-- Start --

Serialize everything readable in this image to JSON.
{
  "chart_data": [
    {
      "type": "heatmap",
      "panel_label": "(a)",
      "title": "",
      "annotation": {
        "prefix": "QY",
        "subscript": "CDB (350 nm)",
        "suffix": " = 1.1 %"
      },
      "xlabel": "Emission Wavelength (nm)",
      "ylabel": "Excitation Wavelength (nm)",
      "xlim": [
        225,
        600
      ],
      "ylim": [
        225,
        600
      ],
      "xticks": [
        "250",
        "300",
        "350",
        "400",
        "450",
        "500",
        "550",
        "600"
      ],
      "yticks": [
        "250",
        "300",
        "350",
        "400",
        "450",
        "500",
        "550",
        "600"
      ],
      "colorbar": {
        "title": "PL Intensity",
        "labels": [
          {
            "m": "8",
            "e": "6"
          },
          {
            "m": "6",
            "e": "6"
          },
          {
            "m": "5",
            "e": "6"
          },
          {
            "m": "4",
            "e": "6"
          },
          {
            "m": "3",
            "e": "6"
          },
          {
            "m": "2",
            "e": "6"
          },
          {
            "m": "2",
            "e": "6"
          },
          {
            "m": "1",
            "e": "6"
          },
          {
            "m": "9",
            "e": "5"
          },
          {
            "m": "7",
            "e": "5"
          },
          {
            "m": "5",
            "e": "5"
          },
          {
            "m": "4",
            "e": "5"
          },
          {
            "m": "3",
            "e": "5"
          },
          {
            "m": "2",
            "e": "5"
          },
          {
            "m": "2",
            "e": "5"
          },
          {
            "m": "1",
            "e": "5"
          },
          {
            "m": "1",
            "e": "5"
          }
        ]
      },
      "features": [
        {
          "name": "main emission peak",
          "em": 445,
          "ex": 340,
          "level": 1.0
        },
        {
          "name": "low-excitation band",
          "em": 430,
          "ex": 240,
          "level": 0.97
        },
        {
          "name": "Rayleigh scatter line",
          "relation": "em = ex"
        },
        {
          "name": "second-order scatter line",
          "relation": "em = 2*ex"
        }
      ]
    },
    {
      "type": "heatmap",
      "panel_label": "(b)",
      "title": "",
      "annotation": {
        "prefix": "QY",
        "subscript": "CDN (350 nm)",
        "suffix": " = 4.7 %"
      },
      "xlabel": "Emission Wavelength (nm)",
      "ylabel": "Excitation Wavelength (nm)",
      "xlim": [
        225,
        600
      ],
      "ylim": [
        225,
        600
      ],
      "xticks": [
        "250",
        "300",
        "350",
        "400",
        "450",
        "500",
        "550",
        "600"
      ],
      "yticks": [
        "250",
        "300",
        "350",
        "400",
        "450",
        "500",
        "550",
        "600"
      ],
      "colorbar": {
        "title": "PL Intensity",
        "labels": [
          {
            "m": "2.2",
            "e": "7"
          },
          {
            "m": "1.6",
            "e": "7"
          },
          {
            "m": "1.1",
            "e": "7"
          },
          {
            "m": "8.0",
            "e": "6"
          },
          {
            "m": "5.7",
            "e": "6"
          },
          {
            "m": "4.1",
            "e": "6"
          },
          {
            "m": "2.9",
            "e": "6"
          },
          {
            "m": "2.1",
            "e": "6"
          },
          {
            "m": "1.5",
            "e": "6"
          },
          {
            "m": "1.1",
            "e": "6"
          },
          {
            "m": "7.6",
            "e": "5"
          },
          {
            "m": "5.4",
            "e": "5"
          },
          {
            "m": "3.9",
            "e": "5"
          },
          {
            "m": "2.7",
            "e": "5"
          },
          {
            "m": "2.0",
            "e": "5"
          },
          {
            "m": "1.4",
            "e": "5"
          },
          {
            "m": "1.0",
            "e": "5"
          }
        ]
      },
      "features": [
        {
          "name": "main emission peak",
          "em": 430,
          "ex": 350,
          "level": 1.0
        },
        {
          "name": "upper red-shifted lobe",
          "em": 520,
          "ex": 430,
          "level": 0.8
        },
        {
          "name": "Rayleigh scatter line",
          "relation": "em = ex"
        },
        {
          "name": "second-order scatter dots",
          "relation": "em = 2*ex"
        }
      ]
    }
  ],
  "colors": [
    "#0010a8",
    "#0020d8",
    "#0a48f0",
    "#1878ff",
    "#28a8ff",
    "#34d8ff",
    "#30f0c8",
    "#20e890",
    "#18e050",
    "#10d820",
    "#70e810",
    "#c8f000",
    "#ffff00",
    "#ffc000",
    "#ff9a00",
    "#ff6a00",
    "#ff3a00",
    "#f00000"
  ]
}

-- End --

▸ DIRECTIVE
Find every line in the entries that includes the word "subscript", then state how many there are and nothing else.

▸ FINISHED TASK
2